### [Text segment]
ECB: A Potential Pause

Published on May 26, 2020

A host of European Central Bank Governors and Board Members, including Chief Economist Philip Lane and the Banque de France’s Francois Villeroy de Galhau, have assured markets that the ECB will not hesitate to add to its already massive stimulus package to support the COVID-19 devastated Eurozone economy.

That has raised expectations in markets that the size of the 750 billion Euro supplemental PEPP “Pandemic Emergency Purchase Program” that was rolled out in March of this year will be increased at the upcoming Governing Council meeting on Thursday, June 4.

** Our understanding is that when the Governing Council meets next week one of the policy options on the table will indeed include a bump up in the PEPP. But another option presented by the Chief Economist will be a hold, and based on our latest soundings, our sense is that the ECB is likely hold off on hiking its bond purchase program – at least for now.

** With yields well under control, and plenty of headroom and flexibility already in the “overall envelope” of 750 billion euros in bond purchases committed to the program, there is no technical reason at this juncture to raise the PEPP limits except as a signaling device to markets. Furthermore, with bond purchases typically tailing off in the summer, that easily provides ECB officials breathing room until the July 16 meeting to further assess the economic fallout and policy responses to date to the COVID-19 recession, and to make any further adjustments at that point to the size or composition of the program as needed.

** The economic assessment for the Eurozone will, without a doubt, be dire, with growth not being seen to resume to 2019 levels until the end of 2021, if not later. With that in mind, ECB officials are sensitive to the possibility that further actions may be needed down the road if strains emerge in other, including non-banking, areas of the financial sector from a prolonged downturn.

** Our understanding is that the Governing Council will assess its collateral requirements for bond purchases next week, and very likely loosen those further to expand the universe of eligible bonds. The ECB already accepts banks’ packaged loans, and its credit-focused efforts will continue to focus on improving the transmission mechanism of its monetary policy through the Eurozone’s critical banking sector.

### [Exercise]
List every calendar month mentioned by name in the article on a possible ECB pause, in the order they first appear. The records that follow have no connection to the text about the ECB.

### [Available data]
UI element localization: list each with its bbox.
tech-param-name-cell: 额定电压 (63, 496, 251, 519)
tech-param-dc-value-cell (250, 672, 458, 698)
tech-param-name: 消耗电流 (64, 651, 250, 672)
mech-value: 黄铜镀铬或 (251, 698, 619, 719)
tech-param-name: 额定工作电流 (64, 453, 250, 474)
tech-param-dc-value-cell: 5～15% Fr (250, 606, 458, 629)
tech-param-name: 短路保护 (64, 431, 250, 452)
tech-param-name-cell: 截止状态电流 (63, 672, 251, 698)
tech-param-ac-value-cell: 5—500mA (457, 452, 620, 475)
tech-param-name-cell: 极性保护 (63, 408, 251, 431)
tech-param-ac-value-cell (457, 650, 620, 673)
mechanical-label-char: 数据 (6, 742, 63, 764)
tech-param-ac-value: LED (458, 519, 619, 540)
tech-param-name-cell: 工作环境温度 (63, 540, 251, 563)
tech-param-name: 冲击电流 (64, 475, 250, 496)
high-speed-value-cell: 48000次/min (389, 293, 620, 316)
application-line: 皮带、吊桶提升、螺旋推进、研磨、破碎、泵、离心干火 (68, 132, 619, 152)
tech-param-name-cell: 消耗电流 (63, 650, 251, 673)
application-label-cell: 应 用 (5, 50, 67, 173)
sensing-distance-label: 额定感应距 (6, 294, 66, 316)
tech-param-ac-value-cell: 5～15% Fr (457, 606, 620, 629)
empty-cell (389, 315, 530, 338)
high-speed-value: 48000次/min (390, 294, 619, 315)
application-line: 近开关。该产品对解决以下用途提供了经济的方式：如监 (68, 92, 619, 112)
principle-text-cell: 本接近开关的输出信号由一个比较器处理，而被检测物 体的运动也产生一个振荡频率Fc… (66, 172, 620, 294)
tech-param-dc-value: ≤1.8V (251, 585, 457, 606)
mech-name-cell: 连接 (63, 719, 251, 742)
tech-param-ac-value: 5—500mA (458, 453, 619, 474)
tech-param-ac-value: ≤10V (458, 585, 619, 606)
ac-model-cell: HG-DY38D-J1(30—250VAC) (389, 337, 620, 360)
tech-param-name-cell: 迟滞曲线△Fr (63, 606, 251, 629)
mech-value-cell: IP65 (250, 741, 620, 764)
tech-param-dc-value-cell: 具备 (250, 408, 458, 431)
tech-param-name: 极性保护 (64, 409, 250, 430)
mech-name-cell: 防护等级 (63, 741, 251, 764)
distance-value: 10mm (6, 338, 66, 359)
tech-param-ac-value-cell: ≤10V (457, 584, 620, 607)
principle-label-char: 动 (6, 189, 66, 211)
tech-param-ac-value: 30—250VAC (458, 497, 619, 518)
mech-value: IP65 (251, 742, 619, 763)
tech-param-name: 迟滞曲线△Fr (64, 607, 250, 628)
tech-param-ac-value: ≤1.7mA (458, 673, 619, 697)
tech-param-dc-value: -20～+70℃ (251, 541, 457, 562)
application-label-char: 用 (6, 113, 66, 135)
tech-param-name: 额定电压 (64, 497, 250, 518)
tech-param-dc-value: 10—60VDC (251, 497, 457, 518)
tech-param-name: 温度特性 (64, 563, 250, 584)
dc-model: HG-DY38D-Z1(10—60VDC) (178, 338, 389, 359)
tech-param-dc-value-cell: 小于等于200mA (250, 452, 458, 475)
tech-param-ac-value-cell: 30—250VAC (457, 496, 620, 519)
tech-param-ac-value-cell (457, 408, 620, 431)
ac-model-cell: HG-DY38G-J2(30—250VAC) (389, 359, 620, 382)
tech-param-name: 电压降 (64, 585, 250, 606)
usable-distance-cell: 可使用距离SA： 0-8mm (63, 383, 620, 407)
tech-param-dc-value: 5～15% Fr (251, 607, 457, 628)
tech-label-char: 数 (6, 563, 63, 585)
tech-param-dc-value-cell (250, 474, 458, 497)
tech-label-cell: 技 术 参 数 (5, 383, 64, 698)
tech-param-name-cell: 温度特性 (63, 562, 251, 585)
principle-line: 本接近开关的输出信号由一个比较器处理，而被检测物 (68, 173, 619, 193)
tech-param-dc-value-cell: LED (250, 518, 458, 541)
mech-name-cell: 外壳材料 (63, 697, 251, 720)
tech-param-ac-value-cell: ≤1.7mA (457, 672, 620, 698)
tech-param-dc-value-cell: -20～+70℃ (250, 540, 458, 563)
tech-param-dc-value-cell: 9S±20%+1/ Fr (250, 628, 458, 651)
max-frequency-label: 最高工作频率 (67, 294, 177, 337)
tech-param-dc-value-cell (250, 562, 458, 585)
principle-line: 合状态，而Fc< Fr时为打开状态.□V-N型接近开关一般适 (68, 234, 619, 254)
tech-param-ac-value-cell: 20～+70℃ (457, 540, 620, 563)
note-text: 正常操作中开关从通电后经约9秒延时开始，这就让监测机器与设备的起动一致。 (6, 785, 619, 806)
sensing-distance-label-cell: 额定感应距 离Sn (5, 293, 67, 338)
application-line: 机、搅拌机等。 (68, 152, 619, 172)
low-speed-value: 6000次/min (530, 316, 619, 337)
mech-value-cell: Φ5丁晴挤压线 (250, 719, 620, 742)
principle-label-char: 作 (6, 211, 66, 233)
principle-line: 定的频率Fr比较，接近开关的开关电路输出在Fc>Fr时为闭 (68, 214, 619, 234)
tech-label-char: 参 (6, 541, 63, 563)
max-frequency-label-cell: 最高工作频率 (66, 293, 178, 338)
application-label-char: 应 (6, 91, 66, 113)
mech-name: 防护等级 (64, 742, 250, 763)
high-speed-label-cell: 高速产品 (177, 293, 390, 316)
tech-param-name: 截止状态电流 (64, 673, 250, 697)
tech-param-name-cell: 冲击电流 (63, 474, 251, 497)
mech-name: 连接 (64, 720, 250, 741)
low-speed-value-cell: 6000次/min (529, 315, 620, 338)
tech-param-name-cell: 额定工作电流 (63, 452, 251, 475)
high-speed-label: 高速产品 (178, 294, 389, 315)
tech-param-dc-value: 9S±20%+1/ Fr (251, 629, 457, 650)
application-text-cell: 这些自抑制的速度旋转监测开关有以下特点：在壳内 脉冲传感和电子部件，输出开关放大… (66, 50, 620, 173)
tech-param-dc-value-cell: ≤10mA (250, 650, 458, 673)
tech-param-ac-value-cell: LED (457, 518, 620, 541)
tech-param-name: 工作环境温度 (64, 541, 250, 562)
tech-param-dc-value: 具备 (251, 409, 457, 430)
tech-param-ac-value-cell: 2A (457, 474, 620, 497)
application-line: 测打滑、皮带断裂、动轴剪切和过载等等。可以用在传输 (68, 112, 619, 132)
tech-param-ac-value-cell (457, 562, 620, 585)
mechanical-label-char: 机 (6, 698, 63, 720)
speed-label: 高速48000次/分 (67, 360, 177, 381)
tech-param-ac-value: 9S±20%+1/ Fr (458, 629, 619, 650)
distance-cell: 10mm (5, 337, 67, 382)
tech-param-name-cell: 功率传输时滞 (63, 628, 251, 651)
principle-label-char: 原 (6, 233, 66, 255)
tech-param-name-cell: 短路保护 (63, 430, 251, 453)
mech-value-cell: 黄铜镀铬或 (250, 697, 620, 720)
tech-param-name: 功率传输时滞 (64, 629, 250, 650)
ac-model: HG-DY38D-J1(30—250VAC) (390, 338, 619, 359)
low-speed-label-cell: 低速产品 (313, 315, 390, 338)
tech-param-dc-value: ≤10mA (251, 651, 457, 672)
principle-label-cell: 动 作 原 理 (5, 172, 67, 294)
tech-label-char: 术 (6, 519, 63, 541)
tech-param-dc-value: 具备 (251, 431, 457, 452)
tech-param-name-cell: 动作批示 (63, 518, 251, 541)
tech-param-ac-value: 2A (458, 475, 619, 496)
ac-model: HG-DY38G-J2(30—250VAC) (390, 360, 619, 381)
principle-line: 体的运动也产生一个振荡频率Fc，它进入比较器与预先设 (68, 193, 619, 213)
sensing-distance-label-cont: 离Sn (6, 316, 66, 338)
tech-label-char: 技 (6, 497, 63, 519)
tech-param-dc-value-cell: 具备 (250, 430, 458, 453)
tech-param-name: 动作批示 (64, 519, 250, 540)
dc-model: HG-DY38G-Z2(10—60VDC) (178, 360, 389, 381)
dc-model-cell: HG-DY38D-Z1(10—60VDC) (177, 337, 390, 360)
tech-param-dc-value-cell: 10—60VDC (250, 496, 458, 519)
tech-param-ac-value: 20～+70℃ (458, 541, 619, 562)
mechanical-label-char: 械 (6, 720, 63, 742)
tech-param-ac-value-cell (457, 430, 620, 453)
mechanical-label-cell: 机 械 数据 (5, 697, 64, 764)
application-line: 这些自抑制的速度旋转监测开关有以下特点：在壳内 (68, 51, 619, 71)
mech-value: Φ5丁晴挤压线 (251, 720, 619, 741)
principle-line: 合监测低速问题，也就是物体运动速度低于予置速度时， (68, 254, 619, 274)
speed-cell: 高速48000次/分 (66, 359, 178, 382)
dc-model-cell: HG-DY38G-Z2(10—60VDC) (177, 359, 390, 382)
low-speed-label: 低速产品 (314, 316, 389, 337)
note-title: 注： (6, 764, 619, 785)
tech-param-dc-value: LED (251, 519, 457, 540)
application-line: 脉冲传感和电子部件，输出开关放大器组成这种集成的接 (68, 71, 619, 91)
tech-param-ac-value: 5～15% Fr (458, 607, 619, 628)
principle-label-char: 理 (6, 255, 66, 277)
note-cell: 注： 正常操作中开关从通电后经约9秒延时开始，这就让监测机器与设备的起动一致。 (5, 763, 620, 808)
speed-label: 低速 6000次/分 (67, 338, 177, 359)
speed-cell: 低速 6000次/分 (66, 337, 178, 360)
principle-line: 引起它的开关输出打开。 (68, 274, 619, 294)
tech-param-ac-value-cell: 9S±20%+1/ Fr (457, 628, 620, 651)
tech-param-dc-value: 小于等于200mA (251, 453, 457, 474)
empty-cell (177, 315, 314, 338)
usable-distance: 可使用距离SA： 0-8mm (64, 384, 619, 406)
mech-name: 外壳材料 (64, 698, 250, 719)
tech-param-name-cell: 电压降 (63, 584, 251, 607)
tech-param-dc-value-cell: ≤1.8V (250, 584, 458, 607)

### [Response to the exercise]
May, March, June, July